Transcribe the material exactly. Images do not belong in the copy.

Figure content listings:
[START]

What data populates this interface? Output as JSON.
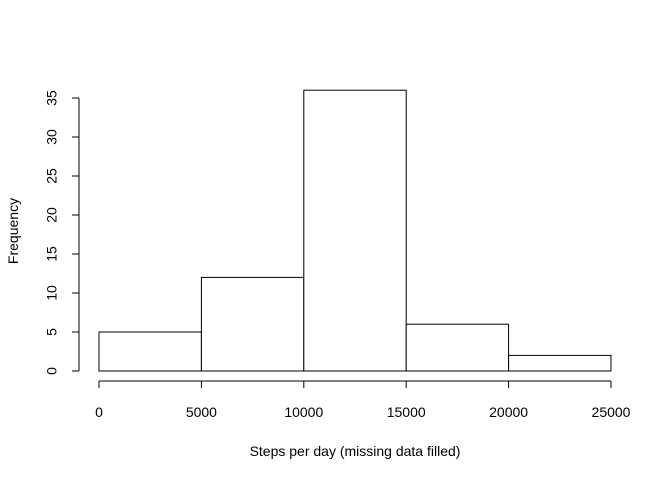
{
  "chart_data": {
    "type": "bar",
    "histogram": true,
    "title": "",
    "xlabel": "Steps per day (missing data filled)",
    "ylabel": "Frequency",
    "bins": [
      {
        "from": 0,
        "to": 5000,
        "count": 5
      },
      {
        "from": 5000,
        "to": 10000,
        "count": 12
      },
      {
        "from": 10000,
        "to": 15000,
        "count": 36
      },
      {
        "from": 15000,
        "to": 20000,
        "count": 6
      },
      {
        "from": 20000,
        "to": 25000,
        "count": 2
      }
    ],
    "xlim": [
      0,
      25000
    ],
    "ylim": [
      0,
      35
    ],
    "xticks": [
      0,
      5000,
      10000,
      15000,
      20000,
      25000
    ],
    "xtick_labels": [
      "0",
      "5000",
      "10000",
      "15000",
      "20000",
      "25000"
    ],
    "yticks": [
      0,
      5,
      10,
      15,
      20,
      25,
      30,
      35
    ],
    "ytick_labels": [
      "0",
      "5",
      "10",
      "15",
      "20",
      "25",
      "30",
      "35"
    ],
    "grid": false,
    "bar_fill": "#ffffff",
    "bar_stroke": "#000000"
  }
}
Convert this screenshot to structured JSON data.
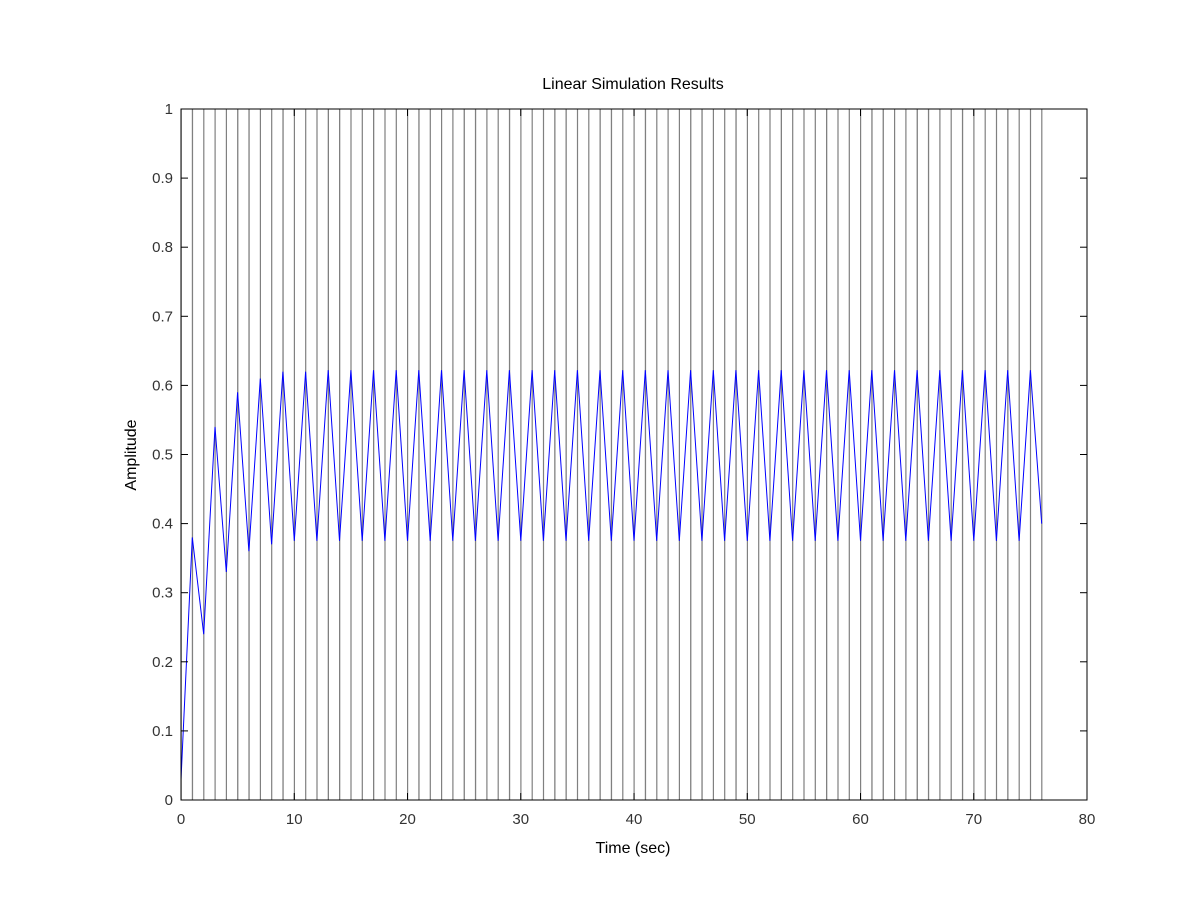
{
  "chart_data": {
    "type": "line",
    "title": "Linear Simulation Results",
    "xlabel": "Time (sec)",
    "ylabel": "Amplitude",
    "xlim": [
      0,
      80
    ],
    "ylim": [
      0,
      1
    ],
    "xticks": [
      "0",
      "10",
      "20",
      "30",
      "40",
      "50",
      "60",
      "70",
      "80"
    ],
    "yticks": [
      "0",
      "0.1",
      "0.2",
      "0.3",
      "0.4",
      "0.5",
      "0.6",
      "0.7",
      "0.8",
      "0.9",
      "1"
    ],
    "grid": false,
    "input_signal": {
      "description_values": "square pulse train, amplitude 0 to 1",
      "period": 1,
      "duty_high": 0.02,
      "t_end": 76,
      "color": "#808080"
    },
    "series": [
      {
        "color": "#0000ff",
        "x": [
          0,
          1,
          2,
          3,
          4,
          5,
          6,
          7,
          8,
          9,
          10,
          11,
          12,
          13,
          14,
          15,
          16,
          17,
          18,
          19,
          20,
          21,
          22,
          23,
          24,
          25,
          26,
          27,
          28,
          29,
          30,
          31,
          32,
          33,
          34,
          35,
          36,
          37,
          38,
          39,
          40,
          41,
          42,
          43,
          44,
          45,
          46,
          47,
          48,
          49,
          50,
          51,
          52,
          53,
          54,
          55,
          56,
          57,
          58,
          59,
          60,
          61,
          62,
          63,
          64,
          65,
          66,
          67,
          68,
          69,
          70,
          71,
          72,
          73,
          74,
          75,
          76
        ],
        "y": [
          0.03,
          0.38,
          0.24,
          0.54,
          0.33,
          0.59,
          0.36,
          0.61,
          0.37,
          0.62,
          0.375,
          0.62,
          0.375,
          0.622,
          0.375,
          0.622,
          0.375,
          0.622,
          0.375,
          0.622,
          0.375,
          0.622,
          0.375,
          0.622,
          0.375,
          0.622,
          0.375,
          0.622,
          0.375,
          0.622,
          0.375,
          0.622,
          0.375,
          0.622,
          0.375,
          0.622,
          0.375,
          0.622,
          0.375,
          0.622,
          0.375,
          0.622,
          0.375,
          0.622,
          0.375,
          0.622,
          0.375,
          0.622,
          0.375,
          0.622,
          0.375,
          0.622,
          0.375,
          0.622,
          0.375,
          0.622,
          0.375,
          0.622,
          0.375,
          0.622,
          0.375,
          0.622,
          0.375,
          0.622,
          0.375,
          0.622,
          0.375,
          0.622,
          0.375,
          0.622,
          0.375,
          0.622,
          0.375,
          0.622,
          0.375,
          0.622,
          0.4
        ]
      }
    ]
  }
}
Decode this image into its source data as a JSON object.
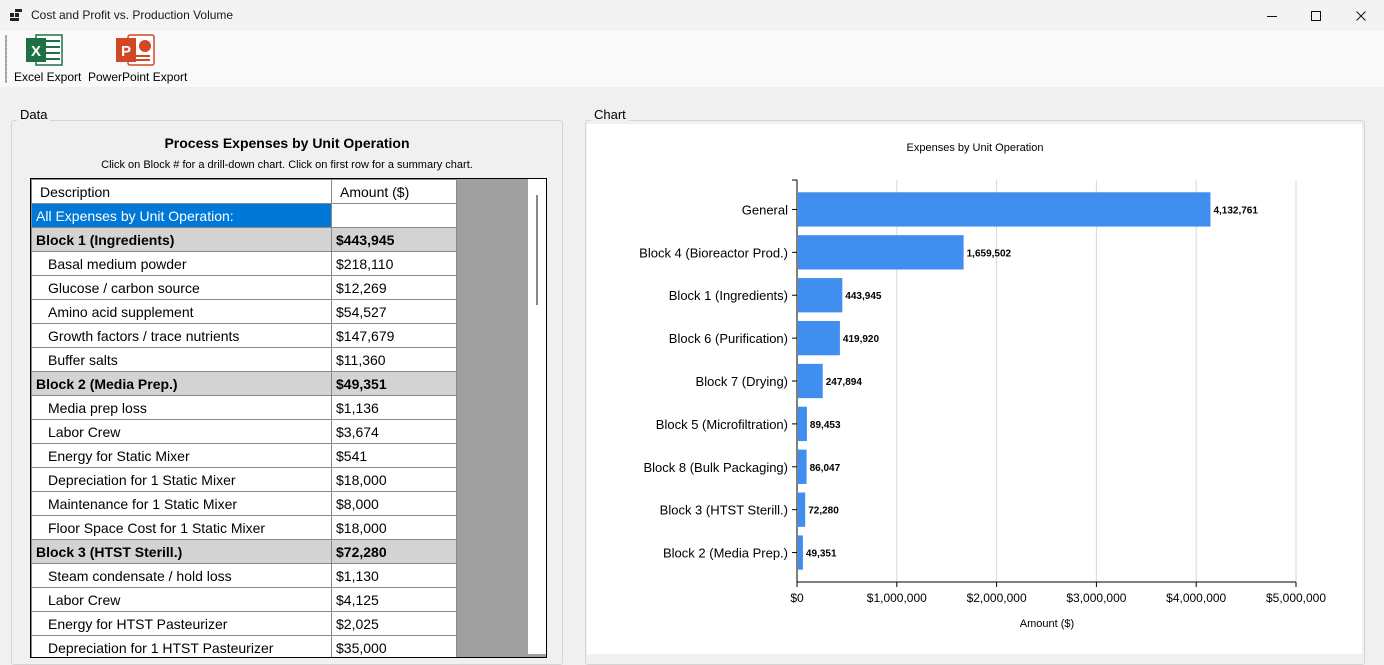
{
  "window": {
    "title": "Cost and Profit vs. Production Volume",
    "app_icon": "app-window-icon",
    "controls": [
      "minimize-icon",
      "maximize-icon",
      "close-icon"
    ]
  },
  "toolbar": {
    "excel_label": "Excel Export",
    "ppt_label": "PowerPoint Export",
    "excel_color": "#1e7145",
    "ppt_color": "#d24726"
  },
  "data_panel": {
    "group_label": "Data",
    "title": "Process Expenses by Unit Operation",
    "subtitle": "Click on Block # for a drill-down chart. Click on first row for a summary chart.",
    "columns": [
      "Description",
      "Amount ($)"
    ],
    "rows": [
      {
        "kind": "sum",
        "desc": "All Expenses by Unit Operation:",
        "amount": ""
      },
      {
        "kind": "block",
        "desc": "Block 1 (Ingredients)",
        "amount": "$443,945"
      },
      {
        "kind": "item",
        "desc": "Basal medium powder",
        "amount": "$218,110"
      },
      {
        "kind": "item",
        "desc": "Glucose / carbon source",
        "amount": "$12,269"
      },
      {
        "kind": "item",
        "desc": "Amino acid supplement",
        "amount": "$54,527"
      },
      {
        "kind": "item",
        "desc": "Growth factors / trace nutrients",
        "amount": "$147,679"
      },
      {
        "kind": "item",
        "desc": "Buffer salts",
        "amount": "$11,360"
      },
      {
        "kind": "block",
        "desc": "Block 2 (Media Prep.)",
        "amount": "$49,351"
      },
      {
        "kind": "item",
        "desc": "Media prep loss",
        "amount": "$1,136"
      },
      {
        "kind": "item",
        "desc": "Labor Crew",
        "amount": "$3,674"
      },
      {
        "kind": "item",
        "desc": "Energy for Static Mixer",
        "amount": "$541"
      },
      {
        "kind": "item",
        "desc": "Depreciation for 1 Static Mixer",
        "amount": "$18,000"
      },
      {
        "kind": "item",
        "desc": "Maintenance for 1 Static Mixer",
        "amount": "$8,000"
      },
      {
        "kind": "item",
        "desc": "Floor Space Cost for 1 Static Mixer",
        "amount": "$18,000"
      },
      {
        "kind": "block",
        "desc": "Block 3 (HTST Sterill.)",
        "amount": "$72,280"
      },
      {
        "kind": "item",
        "desc": "Steam condensate / hold loss",
        "amount": "$1,130"
      },
      {
        "kind": "item",
        "desc": "Labor Crew",
        "amount": "$4,125"
      },
      {
        "kind": "item",
        "desc": "Energy for HTST Pasteurizer",
        "amount": "$2,025"
      },
      {
        "kind": "item",
        "desc": "Depreciation for 1 HTST Pasteurizer",
        "amount": "$35,000"
      }
    ]
  },
  "chart_panel": {
    "group_label": "Chart"
  },
  "chart_data": {
    "type": "bar",
    "orientation": "horizontal",
    "title": "Expenses by Unit Operation",
    "xlabel": "Amount ($)",
    "ylabel": "",
    "categories": [
      "General",
      "Block 4 (Bioreactor Prod.)",
      "Block 1 (Ingredients)",
      "Block 6 (Purification)",
      "Block 7 (Drying)",
      "Block 5 (Microfiltration)",
      "Block 8 (Bulk Packaging)",
      "Block 3 (HTST Sterill.)",
      "Block 2 (Media Prep.)"
    ],
    "values": [
      4132761,
      1659502,
      443945,
      419920,
      247894,
      89453,
      86047,
      72280,
      49351
    ],
    "value_labels": [
      "4,132,761",
      "1,659,502",
      "443,945",
      "419,920",
      "247,894",
      "89,453",
      "86,047",
      "72,280",
      "49,351"
    ],
    "xlim": [
      0,
      5000000
    ],
    "xticks": [
      0,
      1000000,
      2000000,
      3000000,
      4000000,
      5000000
    ],
    "xtick_labels": [
      "$0",
      "$1,000,000",
      "$2,000,000",
      "$3,000,000",
      "$4,000,000",
      "$5,000,000"
    ],
    "grid": true,
    "bar_color": "#3f8ef0"
  }
}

[END]

§ **Reply**
What data populates this interface? Output as JSON.
{
  "chart_data": {
    "type": "bar",
    "histogram": true,
    "title": "",
    "xlabel": "Steps per day (missing data filled)",
    "ylabel": "Frequency",
    "bins": [
      {
        "from": 0,
        "to": 5000,
        "count": 5
      },
      {
        "from": 5000,
        "to": 10000,
        "count": 12
      },
      {
        "from": 10000,
        "to": 15000,
        "count": 36
      },
      {
        "from": 15000,
        "to": 20000,
        "count": 6
      },
      {
        "from": 20000,
        "to": 25000,
        "count": 2
      }
    ],
    "xlim": [
      0,
      25000
    ],
    "ylim": [
      0,
      35
    ],
    "xticks": [
      0,
      5000,
      10000,
      15000,
      20000,
      25000
    ],
    "xtick_labels": [
      "0",
      "5000",
      "10000",
      "15000",
      "20000",
      "25000"
    ],
    "yticks": [
      0,
      5,
      10,
      15,
      20,
      25,
      30,
      35
    ],
    "ytick_labels": [
      "0",
      "5",
      "10",
      "15",
      "20",
      "25",
      "30",
      "35"
    ],
    "grid": false,
    "bar_fill": "#ffffff",
    "bar_stroke": "#000000"
  }
}
Convert this screenshot to structured JSON data.
{
  "chart_data": {
    "type": "line",
    "title": "Linear Simulation Results",
    "xlabel": "Time (sec)",
    "ylabel": "Amplitude",
    "xlim": [
      0,
      80
    ],
    "ylim": [
      0,
      1
    ],
    "xticks": [
      "0",
      "10",
      "20",
      "30",
      "40",
      "50",
      "60",
      "70",
      "80"
    ],
    "yticks": [
      "0",
      "0.1",
      "0.2",
      "0.3",
      "0.4",
      "0.5",
      "0.6",
      "0.7",
      "0.8",
      "0.9",
      "1"
    ],
    "grid": false,
    "input_signal": {
      "description_values": "square pulse train, amplitude 0 to 1",
      "period": 1,
      "duty_high": 0.02,
      "t_end": 76,
      "color": "#808080"
    },
    "series": [
      {
        "color": "#0000ff",
        "x": [
          0,
          1,
          2,
          3,
          4,
          5,
          6,
          7,
          8,
          9,
          10,
          11,
          12,
          13,
          14,
          15,
          16,
          17,
          18,
          19,
          20,
          21,
          22,
          23,
          24,
          25,
          26,
          27,
          28,
          29,
          30,
          31,
          32,
          33,
          34,
          35,
          36,
          37,
          38,
          39,
          40,
          41,
          42,
          43,
          44,
          45,
          46,
          47,
          48,
          49,
          50,
          51,
          52,
          53,
          54,
          55,
          56,
          57,
          58,
          59,
          60,
          61,
          62,
          63,
          64,
          65,
          66,
          67,
          68,
          69,
          70,
          71,
          72,
          73,
          74,
          75,
          76
        ],
        "y": [
          0.03,
          0.38,
          0.24,
          0.54,
          0.33,
          0.59,
          0.36,
          0.61,
          0.37,
          0.62,
          0.375,
          0.62,
          0.375,
          0.622,
          0.375,
          0.622,
          0.375,
          0.622,
          0.375,
          0.622,
          0.375,
          0.622,
          0.375,
          0.622,
          0.375,
          0.622,
          0.375,
          0.622,
          0.375,
          0.622,
          0.375,
          0.622,
          0.375,
          0.622,
          0.375,
          0.622,
          0.375,
          0.622,
          0.375,
          0.622,
          0.375,
          0.622,
          0.375,
          0.622,
          0.375,
          0.622,
          0.375,
          0.622,
          0.375,
          0.622,
          0.375,
          0.622,
          0.375,
          0.622,
          0.375,
          0.622,
          0.375,
          0.622,
          0.375,
          0.622,
          0.375,
          0.622,
          0.375,
          0.622,
          0.375,
          0.622,
          0.375,
          0.622,
          0.375,
          0.622,
          0.375,
          0.622,
          0.375,
          0.622,
          0.375,
          0.622,
          0.4
        ]
      }
    ]
  }
}
Decode this image into its source data as a JSON object.
{
  "window": {
    "title": "Cost and Profit vs. Production Volume",
    "app_icon": "app-window-icon",
    "controls": [
      "minimize-icon",
      "maximize-icon",
      "close-icon"
    ]
  },
  "toolbar": {
    "excel_label": "Excel Export",
    "ppt_label": "PowerPoint Export",
    "excel_color": "#1e7145",
    "ppt_color": "#d24726"
  },
  "data_panel": {
    "group_label": "Data",
    "title": "Process Expenses by Unit Operation",
    "subtitle": "Click on Block # for a drill-down chart. Click on first row for a summary chart.",
    "columns": [
      "Description",
      "Amount ($)"
    ],
    "rows": [
      {
        "kind": "sum",
        "desc": "All Expenses by Unit Operation:",
        "amount": ""
      },
      {
        "kind": "block",
        "desc": "Block 1 (Ingredients)",
        "amount": "$443,945"
      },
      {
        "kind": "item",
        "desc": "Basal medium powder",
        "amount": "$218,110"
      },
      {
        "kind": "item",
        "desc": "Glucose / carbon source",
        "amount": "$12,269"
      },
      {
        "kind": "item",
        "desc": "Amino acid supplement",
        "amount": "$54,527"
      },
      {
        "kind": "item",
        "desc": "Growth factors / trace nutrients",
        "amount": "$147,679"
      },
      {
        "kind": "item",
        "desc": "Buffer salts",
        "amount": "$11,360"
      },
      {
        "kind": "block",
        "desc": "Block 2 (Media Prep.)",
        "amount": "$49,351"
      },
      {
        "kind": "item",
        "desc": "Media prep loss",
        "amount": "$1,136"
      },
      {
        "kind": "item",
        "desc": "Labor Crew",
        "amount": "$3,674"
      },
      {
        "kind": "item",
        "desc": "Energy for Static Mixer",
        "amount": "$541"
      },
      {
        "kind": "item",
        "desc": "Depreciation for 1 Static Mixer",
        "amount": "$18,000"
      },
      {
        "kind": "item",
        "desc": "Maintenance for 1 Static Mixer",
        "amount": "$8,000"
      },
      {
        "kind": "item",
        "desc": "Floor Space Cost for 1 Static Mixer",
        "amount": "$18,000"
      },
      {
        "kind": "block",
        "desc": "Block 3 (HTST Sterill.)",
        "amount": "$72,280"
      },
      {
        "kind": "item",
        "desc": "Steam condensate / hold loss",
        "amount": "$1,130"
      },
      {
        "kind": "item",
        "desc": "Labor Crew",
        "amount": "$4,125"
      },
      {
        "kind": "item",
        "desc": "Energy for HTST Pasteurizer",
        "amount": "$2,025"
      },
      {
        "kind": "item",
        "desc": "Depreciation for 1 HTST Pasteurizer",
        "amount": "$35,000"
      }
    ]
  },
  "chart_panel": {
    "group_label": "Chart"
  },
  "chart_data": {
    "type": "bar",
    "orientation": "horizontal",
    "title": "Expenses by Unit Operation",
    "xlabel": "Amount ($)",
    "ylabel": "",
    "categories": [
      "General",
      "Block 4 (Bioreactor Prod.)",
      "Block 1 (Ingredients)",
      "Block 6 (Purification)",
      "Block 7 (Drying)",
      "Block 5 (Microfiltration)",
      "Block 8 (Bulk Packaging)",
      "Block 3 (HTST Sterill.)",
      "Block 2 (Media Prep.)"
    ],
    "values": [
      4132761,
      1659502,
      443945,
      419920,
      247894,
      89453,
      86047,
      72280,
      49351
    ],
    "value_labels": [
      "4,132,761",
      "1,659,502",
      "443,945",
      "419,920",
      "247,894",
      "89,453",
      "86,047",
      "72,280",
      "49,351"
    ],
    "xlim": [
      0,
      5000000
    ],
    "xticks": [
      0,
      1000000,
      2000000,
      3000000,
      4000000,
      5000000
    ],
    "xtick_labels": [
      "$0",
      "$1,000,000",
      "$2,000,000",
      "$3,000,000",
      "$4,000,000",
      "$5,000,000"
    ],
    "grid": true,
    "bar_color": "#3f8ef0"
  }
}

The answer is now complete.